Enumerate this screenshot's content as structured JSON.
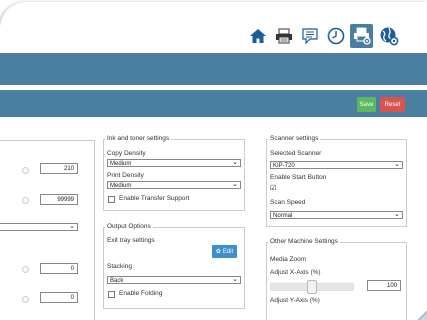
{
  "toolbar": {
    "icons": [
      "home-icon",
      "printer-icon",
      "message-icon",
      "clock-icon",
      "printer-settings-icon",
      "globe-settings-icon"
    ]
  },
  "actions": {
    "save_label": "Save",
    "reset_label": "Reset"
  },
  "left_column": {
    "field1_value": "210",
    "field2_value": "99999",
    "field3_value": "0",
    "field4_value": "0"
  },
  "ink_toner": {
    "title": "Ink and toner settings",
    "copy_density_label": "Copy Density",
    "copy_density_value": "Medium",
    "print_density_label": "Print Density",
    "print_density_value": "Medium",
    "transfer_label": "Enable Transfer Support"
  },
  "output_options": {
    "title": "Output Options",
    "exit_tray_label": "Exit tray settings",
    "edit_label": "Edit",
    "stacking_label": "Stacking",
    "stacking_value": "Back",
    "folding_label": "Enable Folding"
  },
  "scanner": {
    "title": "Scanner settings",
    "selected_label": "Selected Scanner",
    "selected_value": "KIP-720",
    "start_button_label": "Enable Start Button",
    "scan_speed_label": "Scan Speed",
    "scan_speed_value": "Normal"
  },
  "other": {
    "title": "Other Machine Settings",
    "media_zoom_label": "Media Zoom",
    "adjust_x_label": "Adjust X-Axis (%)",
    "adjust_x_value": "100",
    "adjust_y_label": "Adjust Y-Axis (%)"
  },
  "colors": {
    "bar": "#4a7fa1",
    "save": "#5cb85c",
    "reset": "#d9534f",
    "edit": "#3c8fd1"
  }
}
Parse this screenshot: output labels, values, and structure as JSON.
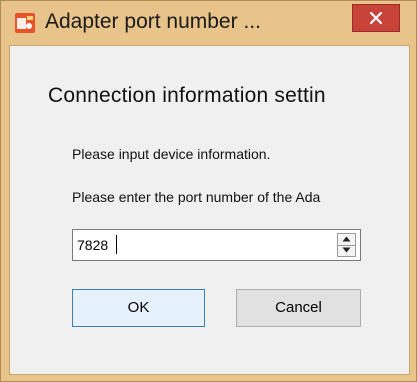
{
  "window": {
    "title": "Adapter port number ..."
  },
  "dialog": {
    "heading": "Connection information settin",
    "instruction": "Please input device information.",
    "prompt": "Please enter the port number of the Ada",
    "port_value": "7828"
  },
  "buttons": {
    "ok_label": "OK",
    "cancel_label": "Cancel"
  },
  "icons": {
    "app": "app-icon",
    "close": "close-icon",
    "spin_up": "arrow-up-icon",
    "spin_down": "arrow-down-icon"
  },
  "colors": {
    "frame": "#e8c48a",
    "close_button": "#c8433a",
    "client_background": "#f0f0f0",
    "ok_border": "#3c7fb1"
  }
}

━━━━━━━━━━━━━━━━━━━━

### CHALLENGE
Copy each line of the data above that holds "printer".

### CORRECT OUTPUT
      "printer-icon",
      "printer-settings-icon",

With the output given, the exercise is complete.